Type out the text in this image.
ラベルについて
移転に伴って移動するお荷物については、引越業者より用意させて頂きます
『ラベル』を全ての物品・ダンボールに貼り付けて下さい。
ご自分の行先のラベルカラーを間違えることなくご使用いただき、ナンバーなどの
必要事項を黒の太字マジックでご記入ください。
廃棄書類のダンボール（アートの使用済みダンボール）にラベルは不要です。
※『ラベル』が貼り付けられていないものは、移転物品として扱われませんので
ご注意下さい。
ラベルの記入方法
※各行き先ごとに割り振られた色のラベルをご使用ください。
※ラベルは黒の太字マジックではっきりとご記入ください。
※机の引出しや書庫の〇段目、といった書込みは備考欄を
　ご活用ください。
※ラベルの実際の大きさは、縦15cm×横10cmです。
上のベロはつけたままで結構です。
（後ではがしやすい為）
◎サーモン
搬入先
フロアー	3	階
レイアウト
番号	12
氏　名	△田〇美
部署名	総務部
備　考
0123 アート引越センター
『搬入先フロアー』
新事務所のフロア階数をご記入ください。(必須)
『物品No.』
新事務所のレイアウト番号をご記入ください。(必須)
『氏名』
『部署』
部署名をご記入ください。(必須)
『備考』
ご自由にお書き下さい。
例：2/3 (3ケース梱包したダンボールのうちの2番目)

AIM OF THE TASK
Make a verbatim copy of every entry shown above.

EXERCISE OUTPUT
Type out the text in this image.
ラベルについて
移転に伴って移動するお荷物については、引越業者より用意させて頂きます
『ラベル』を全ての物品・ダンボールに貼り付けて下さい。
ご自分の行先のラベルカラーを間違えることなくご使用いただき、ナンバーなどの
必要事項を黒の太字マジックでご記入ください。
廃棄書類のダンボール（アートの使用済みダンボール）にラベルは不要です。
※『ラベル』が貼り付けられていないものは、移転物品として扱われませんので
ご注意下さい。
ラベルの記入方法
※各行き先ごとに割り振られた色のラベルをご使用ください。
※ラベルは黒の太字マジックではっきりとご記入ください。
※机の引出しや書庫の〇段目、といった書込みは備考欄を
　ご活用ください。
※ラベルの実際の大きさは、縦15cm×横10cmです。
上のベロはつけたままで結構です。
（後ではがしやすい為）
◎サーモン
搬入先
フロアー	3	階
レイアウト
番号	12
氏　名	△田〇美
部署名	総務部
備　考
0123 アート引越センター
『搬入先フロアー』
新事務所のフロア階数をご記入ください。(必須)
『物品No.』
新事務所のレイアウト番号をご記入ください。(必須)
『氏名』
『部署』
部署名をご記入ください。(必須)
『備考』
ご自由にお書き下さい。
例：2/3 (3ケース梱包したダンボールのうちの2番目)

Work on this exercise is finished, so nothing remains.